(Data entries for graphics)

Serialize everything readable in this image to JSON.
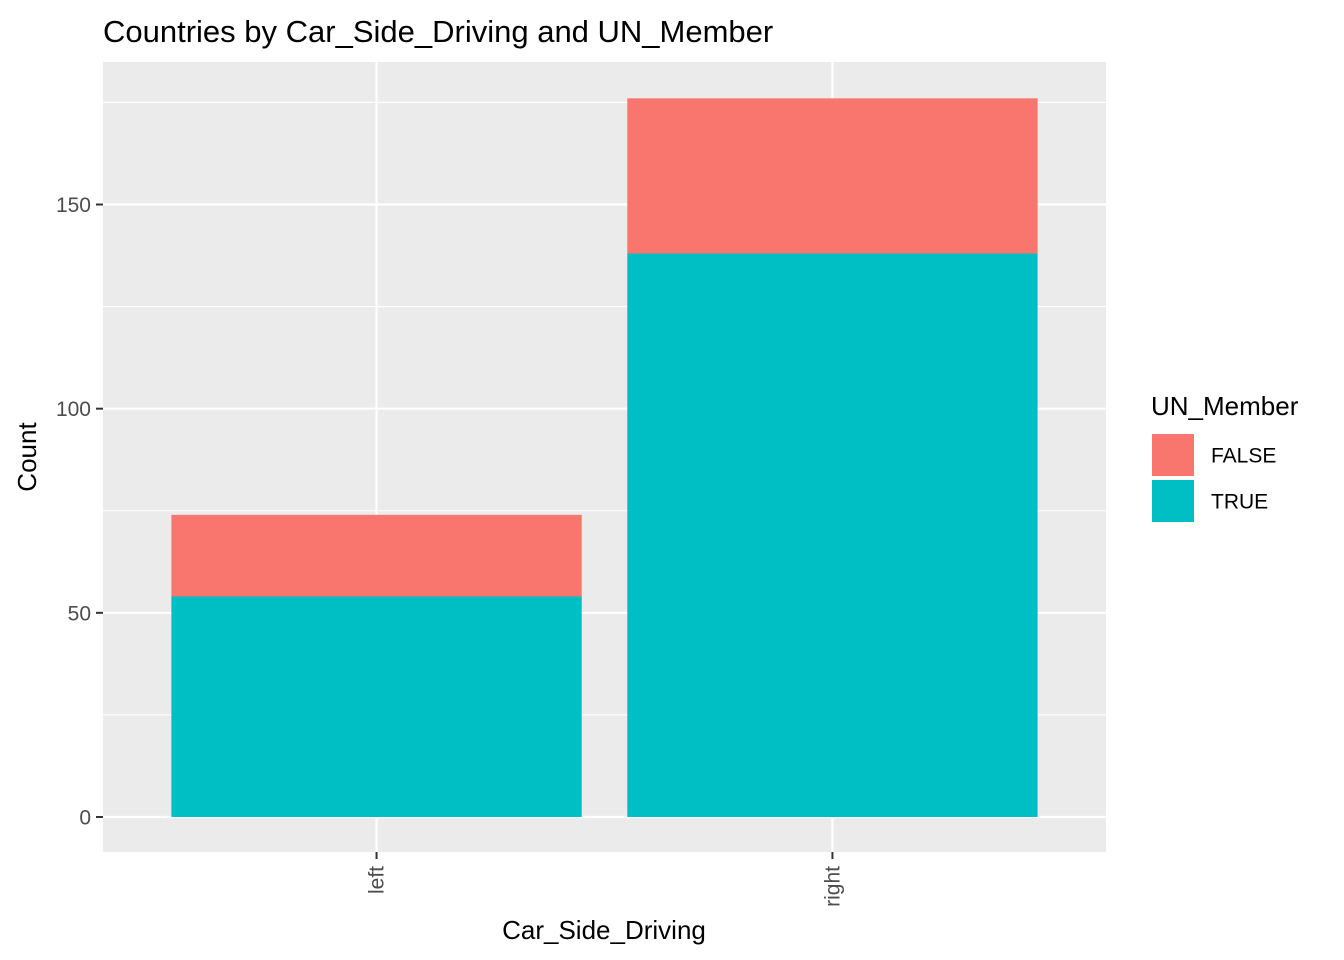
{
  "chart_data": {
    "type": "bar",
    "stacked": true,
    "title": "Countries by Car_Side_Driving and UN_Member",
    "xlabel": "Car_Side_Driving",
    "ylabel": "Count",
    "categories": [
      "left",
      "right"
    ],
    "series": [
      {
        "name": "TRUE",
        "values": [
          54,
          138
        ],
        "color": "#00BFC4"
      },
      {
        "name": "FALSE",
        "values": [
          20,
          38
        ],
        "color": "#F8766D"
      }
    ],
    "ylim": [
      0,
      176
    ],
    "yticks": [
      0,
      50,
      100,
      150
    ],
    "ytick_labels": [
      "0",
      "50",
      "100",
      "150"
    ],
    "xtick_rotation": "vertical",
    "grid": true,
    "panel_background": "#EBEBEB",
    "gridline_color": "#FFFFFF",
    "legend": {
      "title": "UN_Member",
      "position": "right",
      "entries": [
        {
          "label": "FALSE",
          "color": "#F8766D"
        },
        {
          "label": "TRUE",
          "color": "#00BFC4"
        }
      ]
    }
  }
}
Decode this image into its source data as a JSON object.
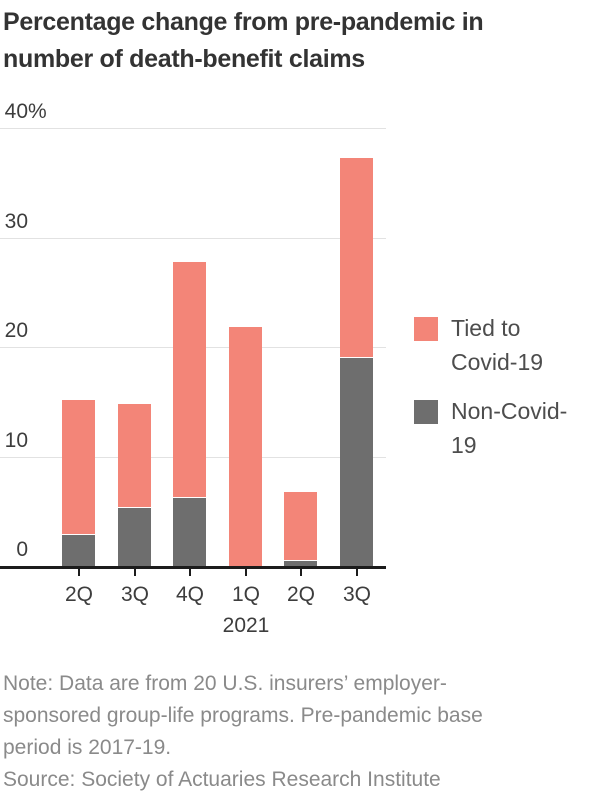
{
  "header": {
    "title": "Percentage change from pre-pandemic in number of death-benefit claims",
    "title_lines": [
      "Percentage change from pre-pandemic in",
      "number of death-benefit claims"
    ]
  },
  "legend": {
    "items": [
      {
        "label": "Tied to Covid-19",
        "color": "#f38578"
      },
      {
        "label": "Non-Covid-19",
        "color": "#6e6e6e"
      }
    ],
    "position": "right"
  },
  "footer": {
    "note_lines": [
      "Note: Data are from 20 U.S. insurers’ employer-",
      "sponsored group-life programs. Pre-pandemic base",
      "period is 2017-19."
    ],
    "note": "Note: Data are from 20 U.S. insurers’ employer-sponsored group-life programs. Pre-pandemic base period is 2017-19.",
    "source": "Source: Society of Actuaries Research Institute"
  },
  "chart_data": {
    "type": "bar",
    "stacked": true,
    "title": "Percentage change from pre-pandemic in number of death-benefit claims",
    "categories": [
      "2Q",
      "3Q",
      "4Q",
      "1Q",
      "2Q",
      "3Q"
    ],
    "x_year_label": {
      "text": "2021",
      "under_category_index": 3
    },
    "series": [
      {
        "name": "Tied to Covid-19",
        "color": "#f38578",
        "values": [
          12.4,
          9.5,
          21.6,
          21.8,
          6.3,
          18.3
        ]
      },
      {
        "name": "Non-Covid-19",
        "color": "#6e6e6e",
        "values": [
          2.8,
          5.3,
          6.2,
          0,
          0.5,
          19.0
        ]
      }
    ],
    "totals": [
      15.2,
      14.8,
      27.8,
      21.8,
      6.8,
      37.3
    ],
    "xlabel": "",
    "ylabel": "",
    "ylim": [
      0,
      40
    ],
    "yticks": [
      0,
      10,
      20,
      30,
      40
    ],
    "ytick_top_suffix": "%",
    "grid": "horizontal",
    "legend_position": "right",
    "colors": {
      "gridline": "#e2e2e2",
      "axis_line": "#1c1c1c",
      "axis_label": "#3d3d3d",
      "title_text": "#333333",
      "legend_text": "#4d4d4d",
      "footnote_text": "#8a8a8a"
    }
  }
}
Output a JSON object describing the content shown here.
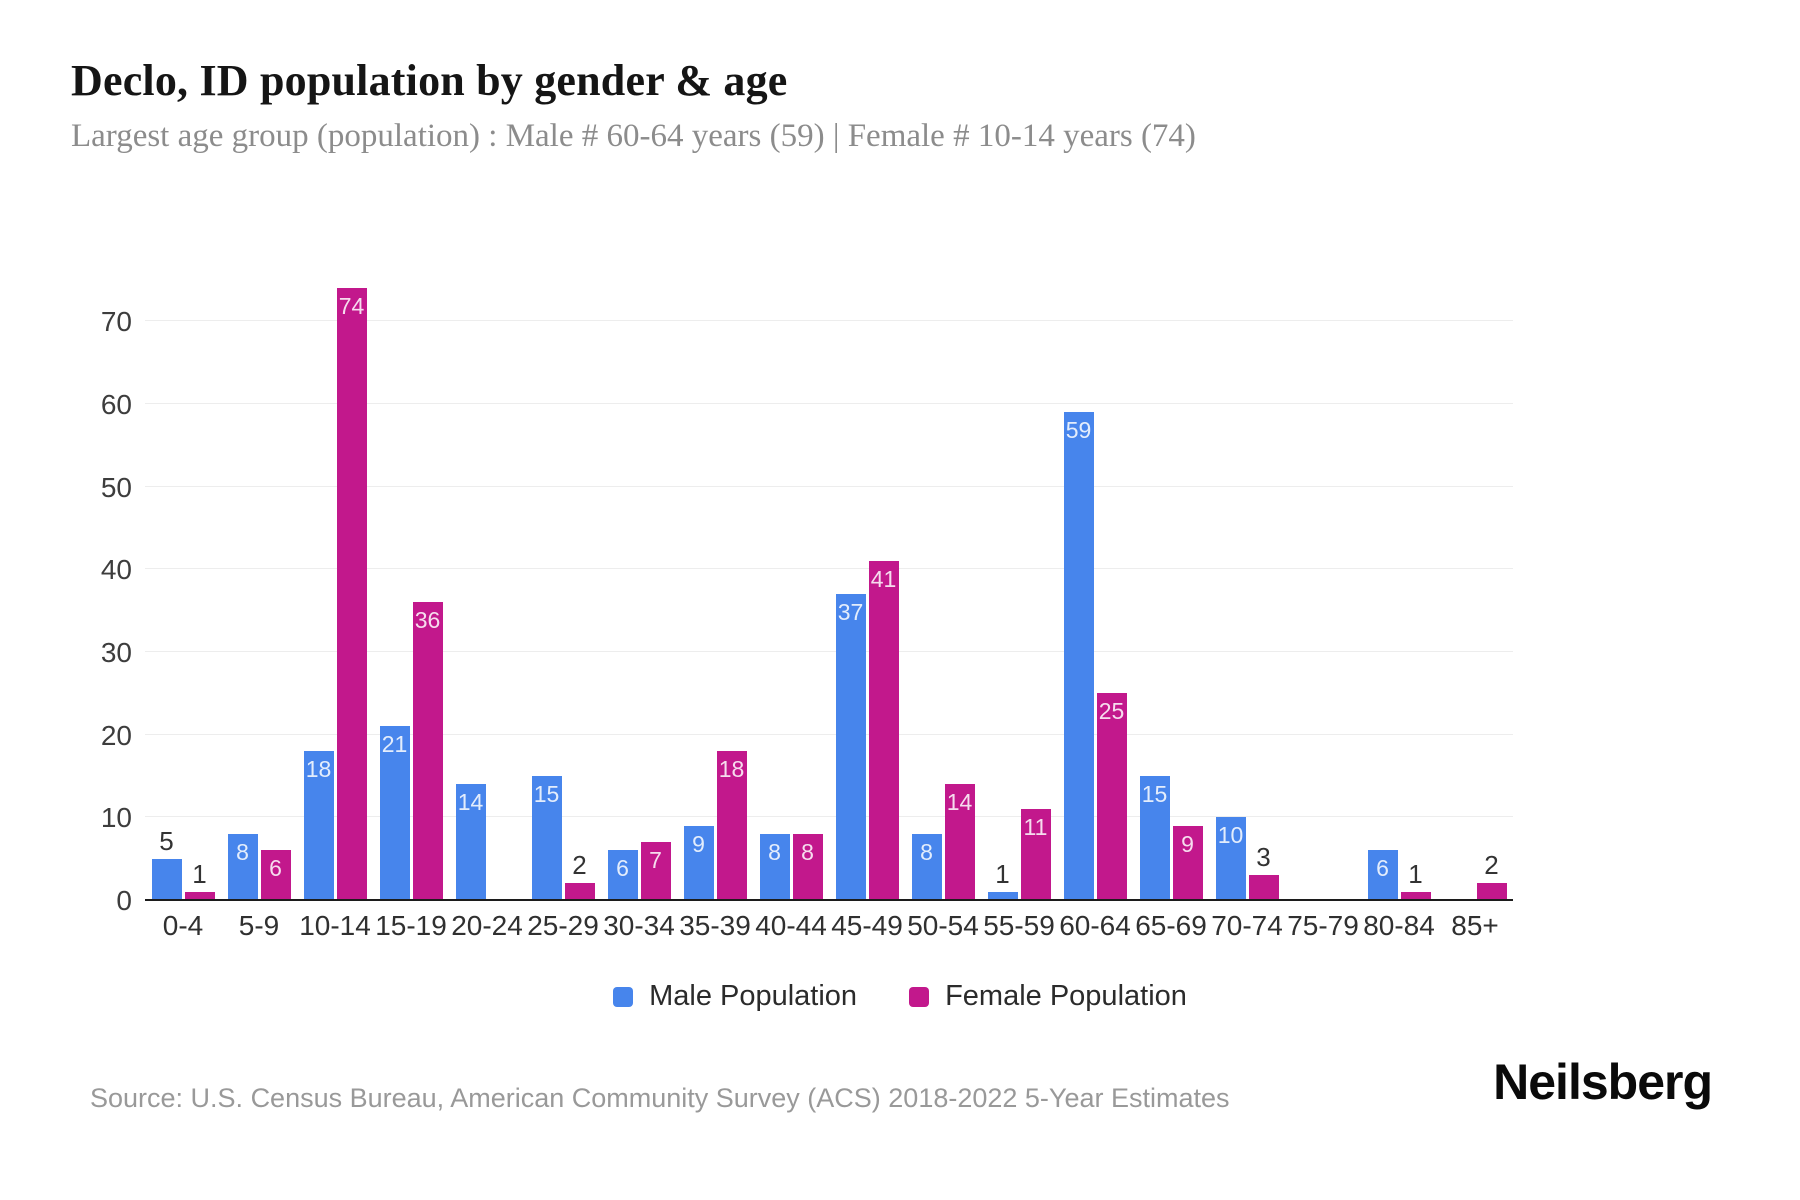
{
  "header": {
    "title": "Declo, ID population by gender & age",
    "subtitle": "Largest age group (population) : Male # 60-64 years (59) | Female # 10-14 years (74)"
  },
  "chart_data": {
    "type": "bar",
    "title": "Declo, ID population by gender & age",
    "subtitle": "Largest age group (population) : Male # 60-64 years (59) | Female # 10-14 years (74)",
    "categories": [
      "0-4",
      "5-9",
      "10-14",
      "15-19",
      "20-24",
      "25-29",
      "30-34",
      "35-39",
      "40-44",
      "45-49",
      "50-54",
      "55-59",
      "60-64",
      "65-69",
      "70-74",
      "75-79",
      "80-84",
      "85+"
    ],
    "series": [
      {
        "name": "Male Population",
        "color": "#4785ec",
        "values": [
          5,
          8,
          18,
          21,
          14,
          15,
          6,
          9,
          8,
          37,
          8,
          1,
          59,
          15,
          10,
          0,
          6,
          0
        ]
      },
      {
        "name": "Female Population",
        "color": "#c2188c",
        "values": [
          1,
          6,
          74,
          36,
          0,
          2,
          7,
          18,
          8,
          41,
          14,
          11,
          25,
          9,
          3,
          0,
          1,
          2
        ]
      }
    ],
    "xlabel": "",
    "ylabel": "",
    "ylim": [
      0,
      75
    ],
    "yticks": [
      0,
      10,
      20,
      30,
      40,
      50,
      60,
      70
    ],
    "grid": true,
    "legend_position": "bottom",
    "bar_label_rule": "values greater than 5 shown inside bar top in white; values 1-5 shown above bar in dark; zero values have no bar"
  },
  "colors": {
    "male": "#4785ec",
    "female": "#c2188c",
    "gridline": "#ededed",
    "axis_line": "#1c1c1c",
    "title_text": "#151515",
    "subtitle_text": "#8c8c8c"
  },
  "footer": {
    "source": "Source: U.S. Census Bureau, American Community Survey (ACS) 2018-2022 5-Year Estimates",
    "logo": "Neilsberg"
  }
}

## Stated task
Transcribe every line in the entries above, taking out only the images.

## Output of the task
Serialize everything readable in this image to JSON.
{
  "chart_data": {
    "type": "bar",
    "stacked": true,
    "title": "Countries by Car_Side_Driving and UN_Member",
    "xlabel": "Car_Side_Driving",
    "ylabel": "Count",
    "categories": [
      "left",
      "right"
    ],
    "series": [
      {
        "name": "TRUE",
        "values": [
          54,
          138
        ],
        "color": "#00BFC4"
      },
      {
        "name": "FALSE",
        "values": [
          20,
          38
        ],
        "color": "#F8766D"
      }
    ],
    "ylim": [
      0,
      176
    ],
    "yticks": [
      0,
      50,
      100,
      150
    ],
    "ytick_labels": [
      "0",
      "50",
      "100",
      "150"
    ],
    "xtick_rotation": "vertical",
    "grid": true,
    "panel_background": "#EBEBEB",
    "gridline_color": "#FFFFFF",
    "legend": {
      "title": "UN_Member",
      "position": "right",
      "entries": [
        {
          "label": "FALSE",
          "color": "#F8766D"
        },
        {
          "label": "TRUE",
          "color": "#00BFC4"
        }
      ]
    }
  }
}
Decode this image into its source data as a JSON object.
{
  "header": {
    "title": "Percentage change from pre-pandemic in number of death-benefit claims",
    "title_lines": [
      "Percentage change from pre-pandemic in",
      "number of death-benefit claims"
    ]
  },
  "legend": {
    "items": [
      {
        "label": "Tied to Covid-19",
        "color": "#f38578"
      },
      {
        "label": "Non-Covid-19",
        "color": "#6e6e6e"
      }
    ],
    "position": "right"
  },
  "footer": {
    "note_lines": [
      "Note: Data are from 20 U.S. insurers’ employer-",
      "sponsored group-life programs. Pre-pandemic base",
      "period is 2017-19."
    ],
    "note": "Note: Data are from 20 U.S. insurers’ employer-sponsored group-life programs. Pre-pandemic base period is 2017-19.",
    "source": "Source: Society of Actuaries Research Institute"
  },
  "chart_data": {
    "type": "bar",
    "stacked": true,
    "title": "Percentage change from pre-pandemic in number of death-benefit claims",
    "categories": [
      "2Q",
      "3Q",
      "4Q",
      "1Q",
      "2Q",
      "3Q"
    ],
    "x_year_label": {
      "text": "2021",
      "under_category_index": 3
    },
    "series": [
      {
        "name": "Tied to Covid-19",
        "color": "#f38578",
        "values": [
          12.4,
          9.5,
          21.6,
          21.8,
          6.3,
          18.3
        ]
      },
      {
        "name": "Non-Covid-19",
        "color": "#6e6e6e",
        "values": [
          2.8,
          5.3,
          6.2,
          0,
          0.5,
          19.0
        ]
      }
    ],
    "totals": [
      15.2,
      14.8,
      27.8,
      21.8,
      6.8,
      37.3
    ],
    "xlabel": "",
    "ylabel": "",
    "ylim": [
      0,
      40
    ],
    "yticks": [
      0,
      10,
      20,
      30,
      40
    ],
    "ytick_top_suffix": "%",
    "grid": "horizontal",
    "legend_position": "right",
    "colors": {
      "gridline": "#e2e2e2",
      "axis_line": "#1c1c1c",
      "axis_label": "#3d3d3d",
      "title_text": "#333333",
      "legend_text": "#4d4d4d",
      "footnote_text": "#8a8a8a"
    }
  }
}
Output a JSON object describing the content shown here.
{
  "header": {
    "title": "Declo, ID population by gender & age",
    "subtitle": "Largest age group (population) : Male # 60-64 years (59) | Female # 10-14 years (74)"
  },
  "chart_data": {
    "type": "bar",
    "title": "Declo, ID population by gender & age",
    "subtitle": "Largest age group (population) : Male # 60-64 years (59) | Female # 10-14 years (74)",
    "categories": [
      "0-4",
      "5-9",
      "10-14",
      "15-19",
      "20-24",
      "25-29",
      "30-34",
      "35-39",
      "40-44",
      "45-49",
      "50-54",
      "55-59",
      "60-64",
      "65-69",
      "70-74",
      "75-79",
      "80-84",
      "85+"
    ],
    "series": [
      {
        "name": "Male Population",
        "color": "#4785ec",
        "values": [
          5,
          8,
          18,
          21,
          14,
          15,
          6,
          9,
          8,
          37,
          8,
          1,
          59,
          15,
          10,
          0,
          6,
          0
        ]
      },
      {
        "name": "Female Population",
        "color": "#c2188c",
        "values": [
          1,
          6,
          74,
          36,
          0,
          2,
          7,
          18,
          8,
          41,
          14,
          11,
          25,
          9,
          3,
          0,
          1,
          2
        ]
      }
    ],
    "xlabel": "",
    "ylabel": "",
    "ylim": [
      0,
      75
    ],
    "yticks": [
      0,
      10,
      20,
      30,
      40,
      50,
      60,
      70
    ],
    "grid": true,
    "legend_position": "bottom",
    "bar_label_rule": "values greater than 5 shown inside bar top in white; values 1-5 shown above bar in dark; zero values have no bar"
  },
  "colors": {
    "male": "#4785ec",
    "female": "#c2188c",
    "gridline": "#ededed",
    "axis_line": "#1c1c1c",
    "title_text": "#151515",
    "subtitle_text": "#8c8c8c"
  },
  "footer": {
    "source": "Source: U.S. Census Bureau, American Community Survey (ACS) 2018-2022 5-Year Estimates",
    "logo": "Neilsberg"
  }
}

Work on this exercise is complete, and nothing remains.